Your assignment -> Your response must be made up of each line in the data below that contains the string "detail".

Page transcription records:
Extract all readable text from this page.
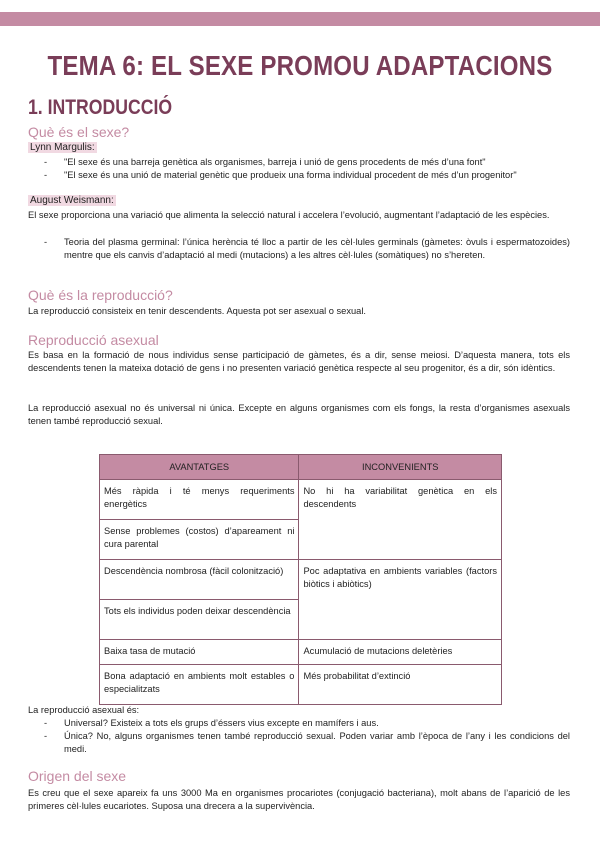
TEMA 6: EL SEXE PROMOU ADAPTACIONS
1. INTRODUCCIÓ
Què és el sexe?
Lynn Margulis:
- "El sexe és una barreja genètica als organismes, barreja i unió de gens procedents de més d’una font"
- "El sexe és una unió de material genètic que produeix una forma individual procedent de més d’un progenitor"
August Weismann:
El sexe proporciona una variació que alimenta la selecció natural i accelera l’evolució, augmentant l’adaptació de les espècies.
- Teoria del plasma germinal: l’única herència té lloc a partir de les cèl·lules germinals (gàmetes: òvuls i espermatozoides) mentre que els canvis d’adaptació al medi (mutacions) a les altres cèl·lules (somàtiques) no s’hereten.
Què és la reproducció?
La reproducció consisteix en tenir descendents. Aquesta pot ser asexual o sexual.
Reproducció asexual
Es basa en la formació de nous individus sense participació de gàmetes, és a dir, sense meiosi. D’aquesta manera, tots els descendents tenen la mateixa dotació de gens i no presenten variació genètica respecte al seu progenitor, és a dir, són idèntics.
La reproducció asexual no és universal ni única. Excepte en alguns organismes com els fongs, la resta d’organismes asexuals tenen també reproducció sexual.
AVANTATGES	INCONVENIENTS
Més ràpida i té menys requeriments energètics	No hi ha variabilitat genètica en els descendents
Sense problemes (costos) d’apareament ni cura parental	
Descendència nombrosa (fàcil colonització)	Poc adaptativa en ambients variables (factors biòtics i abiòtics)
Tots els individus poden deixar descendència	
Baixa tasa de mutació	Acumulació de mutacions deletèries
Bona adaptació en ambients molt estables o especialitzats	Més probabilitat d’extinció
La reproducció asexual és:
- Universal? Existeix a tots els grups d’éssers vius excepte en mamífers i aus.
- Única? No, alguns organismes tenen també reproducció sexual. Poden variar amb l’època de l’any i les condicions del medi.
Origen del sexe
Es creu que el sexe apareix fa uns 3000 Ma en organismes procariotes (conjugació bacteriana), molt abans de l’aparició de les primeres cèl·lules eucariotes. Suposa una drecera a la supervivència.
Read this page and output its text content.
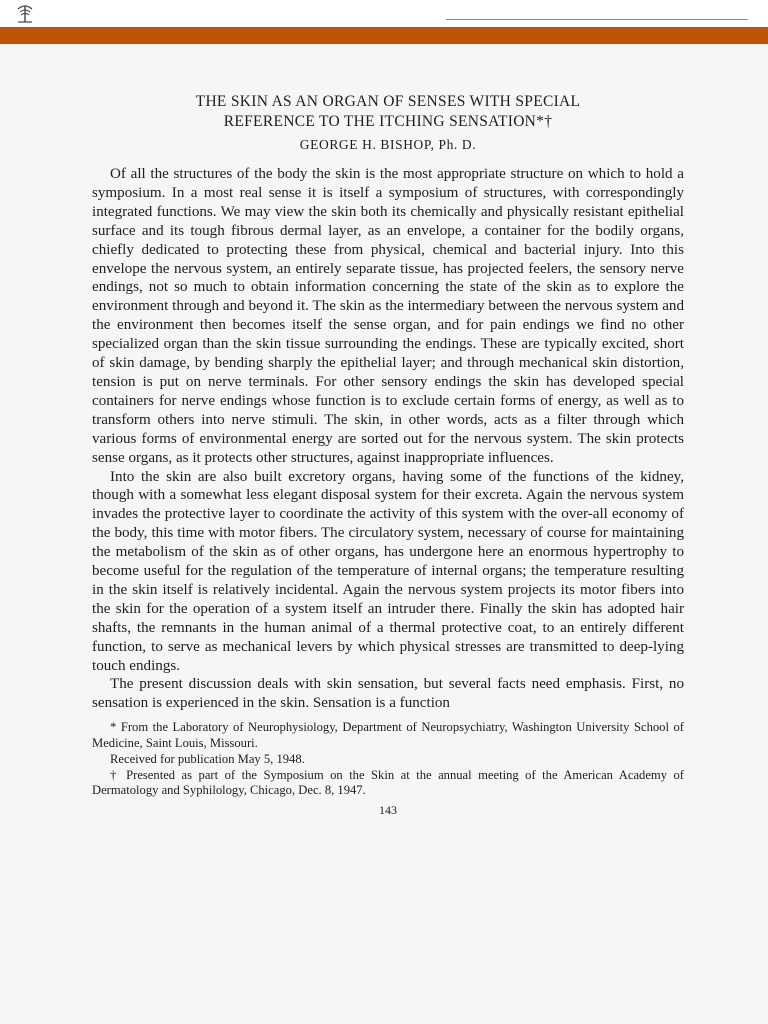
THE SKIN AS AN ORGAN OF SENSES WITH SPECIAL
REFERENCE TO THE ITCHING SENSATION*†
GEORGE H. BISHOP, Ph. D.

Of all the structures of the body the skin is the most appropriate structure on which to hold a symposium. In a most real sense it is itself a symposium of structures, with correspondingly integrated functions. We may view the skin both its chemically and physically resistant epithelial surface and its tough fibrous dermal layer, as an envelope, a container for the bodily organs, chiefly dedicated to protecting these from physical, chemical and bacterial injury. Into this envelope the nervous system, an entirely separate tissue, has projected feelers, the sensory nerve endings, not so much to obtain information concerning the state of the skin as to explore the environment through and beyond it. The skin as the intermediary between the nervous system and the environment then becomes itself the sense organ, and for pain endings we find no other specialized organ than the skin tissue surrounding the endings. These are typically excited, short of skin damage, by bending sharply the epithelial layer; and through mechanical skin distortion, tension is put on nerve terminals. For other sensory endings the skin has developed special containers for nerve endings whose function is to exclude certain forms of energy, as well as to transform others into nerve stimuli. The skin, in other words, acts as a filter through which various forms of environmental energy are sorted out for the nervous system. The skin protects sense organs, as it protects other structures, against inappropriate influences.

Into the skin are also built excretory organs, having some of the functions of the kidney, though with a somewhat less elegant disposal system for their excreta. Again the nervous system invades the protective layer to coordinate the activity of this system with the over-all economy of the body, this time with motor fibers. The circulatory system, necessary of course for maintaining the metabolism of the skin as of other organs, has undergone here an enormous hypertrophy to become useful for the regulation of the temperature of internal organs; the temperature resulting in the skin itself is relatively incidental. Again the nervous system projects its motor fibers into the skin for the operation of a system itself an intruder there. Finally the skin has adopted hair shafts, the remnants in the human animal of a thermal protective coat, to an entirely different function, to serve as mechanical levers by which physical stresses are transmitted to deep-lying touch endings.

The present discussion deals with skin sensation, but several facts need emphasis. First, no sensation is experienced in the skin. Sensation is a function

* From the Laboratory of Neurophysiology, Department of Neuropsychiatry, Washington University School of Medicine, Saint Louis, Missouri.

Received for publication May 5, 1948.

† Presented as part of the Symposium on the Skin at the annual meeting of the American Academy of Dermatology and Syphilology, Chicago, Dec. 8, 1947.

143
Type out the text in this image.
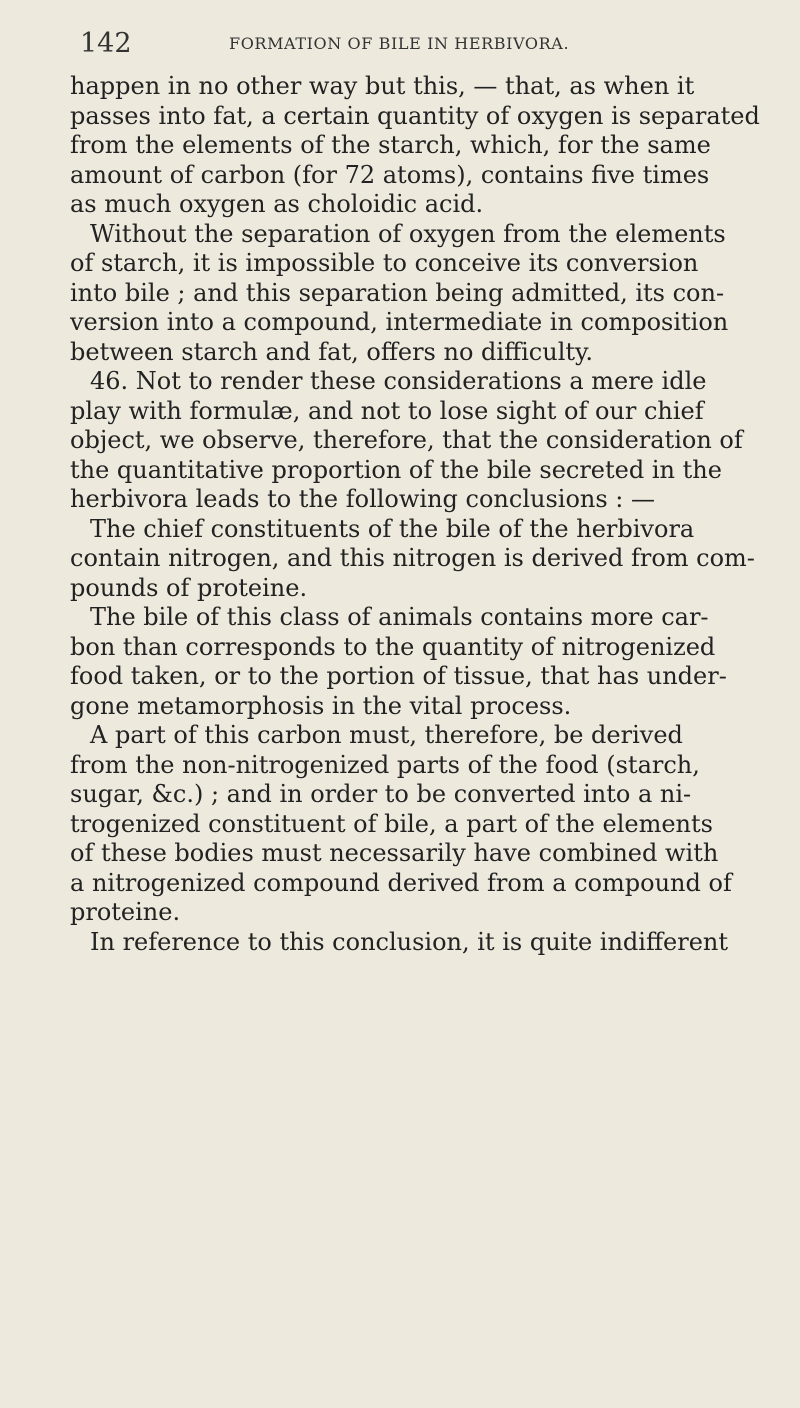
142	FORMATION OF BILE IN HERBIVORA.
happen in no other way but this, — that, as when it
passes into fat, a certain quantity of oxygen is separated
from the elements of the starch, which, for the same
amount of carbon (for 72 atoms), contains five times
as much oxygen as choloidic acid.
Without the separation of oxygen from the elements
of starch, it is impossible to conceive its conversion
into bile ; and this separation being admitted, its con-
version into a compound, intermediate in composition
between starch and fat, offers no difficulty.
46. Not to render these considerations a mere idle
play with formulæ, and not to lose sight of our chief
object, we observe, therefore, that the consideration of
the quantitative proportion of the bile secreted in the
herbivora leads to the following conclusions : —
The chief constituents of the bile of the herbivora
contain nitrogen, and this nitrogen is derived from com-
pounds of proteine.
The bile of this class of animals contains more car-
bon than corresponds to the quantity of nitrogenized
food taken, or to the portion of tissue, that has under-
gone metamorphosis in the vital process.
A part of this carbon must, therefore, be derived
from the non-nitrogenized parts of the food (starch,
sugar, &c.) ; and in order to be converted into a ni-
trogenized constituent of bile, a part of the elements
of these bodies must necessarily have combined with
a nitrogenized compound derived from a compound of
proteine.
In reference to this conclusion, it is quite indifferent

==

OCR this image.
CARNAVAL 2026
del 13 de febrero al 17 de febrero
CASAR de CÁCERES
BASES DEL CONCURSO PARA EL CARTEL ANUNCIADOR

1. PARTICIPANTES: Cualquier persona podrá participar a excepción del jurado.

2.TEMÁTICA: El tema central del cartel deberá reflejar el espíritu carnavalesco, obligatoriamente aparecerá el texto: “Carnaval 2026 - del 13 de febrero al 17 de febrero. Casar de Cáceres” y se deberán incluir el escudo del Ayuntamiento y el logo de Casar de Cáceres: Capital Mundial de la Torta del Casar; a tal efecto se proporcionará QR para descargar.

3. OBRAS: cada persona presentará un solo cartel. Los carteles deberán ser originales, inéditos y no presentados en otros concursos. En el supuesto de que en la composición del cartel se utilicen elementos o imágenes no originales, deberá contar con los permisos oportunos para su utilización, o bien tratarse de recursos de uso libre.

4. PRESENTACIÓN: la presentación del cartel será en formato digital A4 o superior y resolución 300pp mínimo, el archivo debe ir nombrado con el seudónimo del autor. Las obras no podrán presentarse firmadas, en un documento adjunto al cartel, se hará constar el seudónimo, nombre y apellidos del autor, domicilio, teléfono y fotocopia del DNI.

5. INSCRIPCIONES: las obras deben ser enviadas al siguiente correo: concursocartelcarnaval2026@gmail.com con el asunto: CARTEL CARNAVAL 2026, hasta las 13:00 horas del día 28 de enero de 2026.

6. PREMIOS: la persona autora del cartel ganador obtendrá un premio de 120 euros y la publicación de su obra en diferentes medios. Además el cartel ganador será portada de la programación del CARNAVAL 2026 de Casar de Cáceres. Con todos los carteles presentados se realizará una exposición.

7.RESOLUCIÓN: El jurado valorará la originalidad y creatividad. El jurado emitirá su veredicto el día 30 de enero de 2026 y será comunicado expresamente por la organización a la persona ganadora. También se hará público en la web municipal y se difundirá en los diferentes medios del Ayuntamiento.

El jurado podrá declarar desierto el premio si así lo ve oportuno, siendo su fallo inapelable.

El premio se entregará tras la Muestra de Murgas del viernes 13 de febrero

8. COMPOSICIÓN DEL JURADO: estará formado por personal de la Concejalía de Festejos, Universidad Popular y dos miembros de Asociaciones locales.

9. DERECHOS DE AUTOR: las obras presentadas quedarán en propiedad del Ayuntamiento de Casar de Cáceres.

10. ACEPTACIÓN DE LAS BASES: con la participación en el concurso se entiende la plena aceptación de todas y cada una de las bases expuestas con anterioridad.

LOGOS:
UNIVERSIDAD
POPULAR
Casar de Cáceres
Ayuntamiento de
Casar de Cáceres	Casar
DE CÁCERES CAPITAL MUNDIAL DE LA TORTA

==

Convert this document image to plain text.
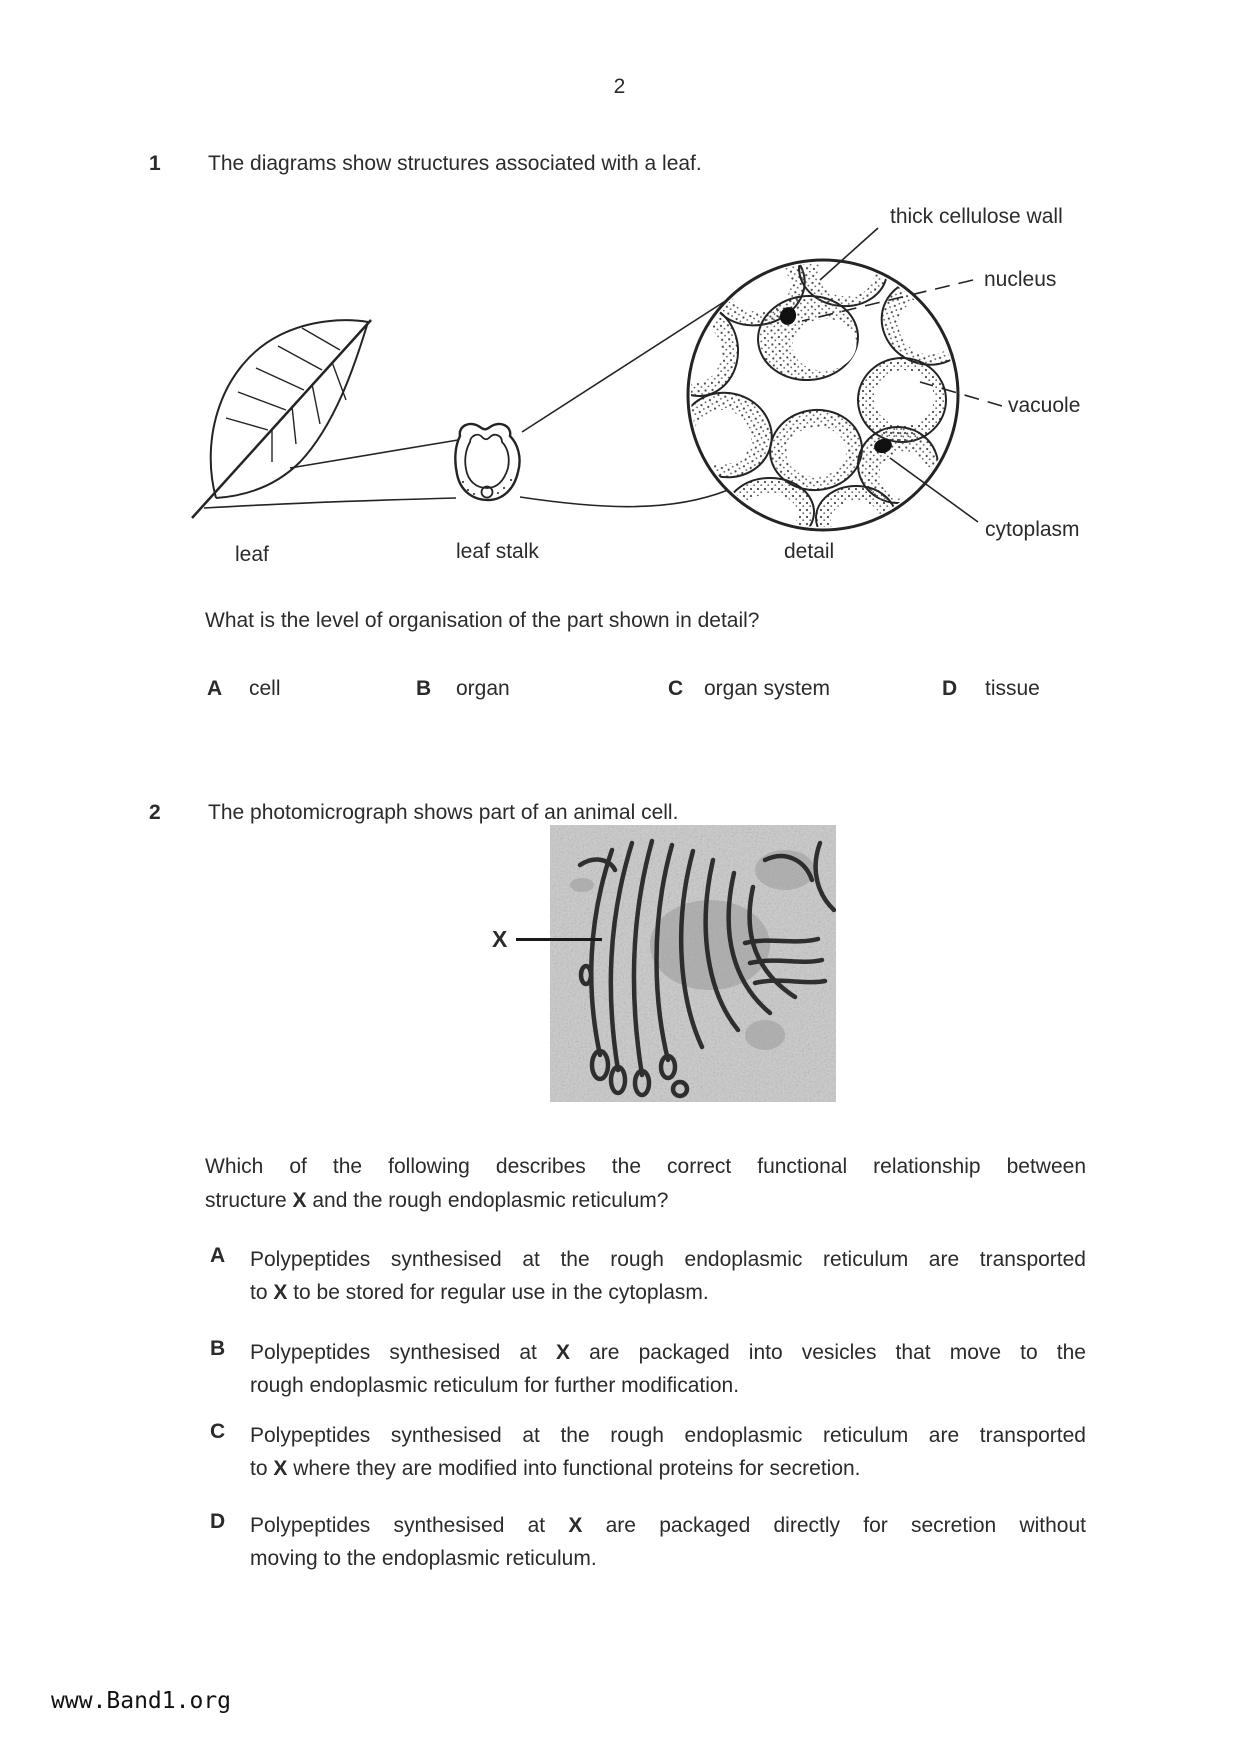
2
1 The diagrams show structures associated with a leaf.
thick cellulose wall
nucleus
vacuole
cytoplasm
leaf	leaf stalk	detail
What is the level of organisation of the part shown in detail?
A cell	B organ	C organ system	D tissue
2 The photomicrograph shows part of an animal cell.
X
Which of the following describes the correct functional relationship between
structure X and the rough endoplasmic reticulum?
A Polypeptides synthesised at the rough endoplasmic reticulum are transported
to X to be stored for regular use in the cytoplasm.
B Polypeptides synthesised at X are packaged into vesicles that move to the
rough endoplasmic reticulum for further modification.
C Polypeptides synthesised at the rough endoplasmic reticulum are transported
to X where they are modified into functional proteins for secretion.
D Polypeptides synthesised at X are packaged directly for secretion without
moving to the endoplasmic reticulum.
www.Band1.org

Task result ->
leaf	leaf stalk	detail
What is the level of organisation of the part shown in detail?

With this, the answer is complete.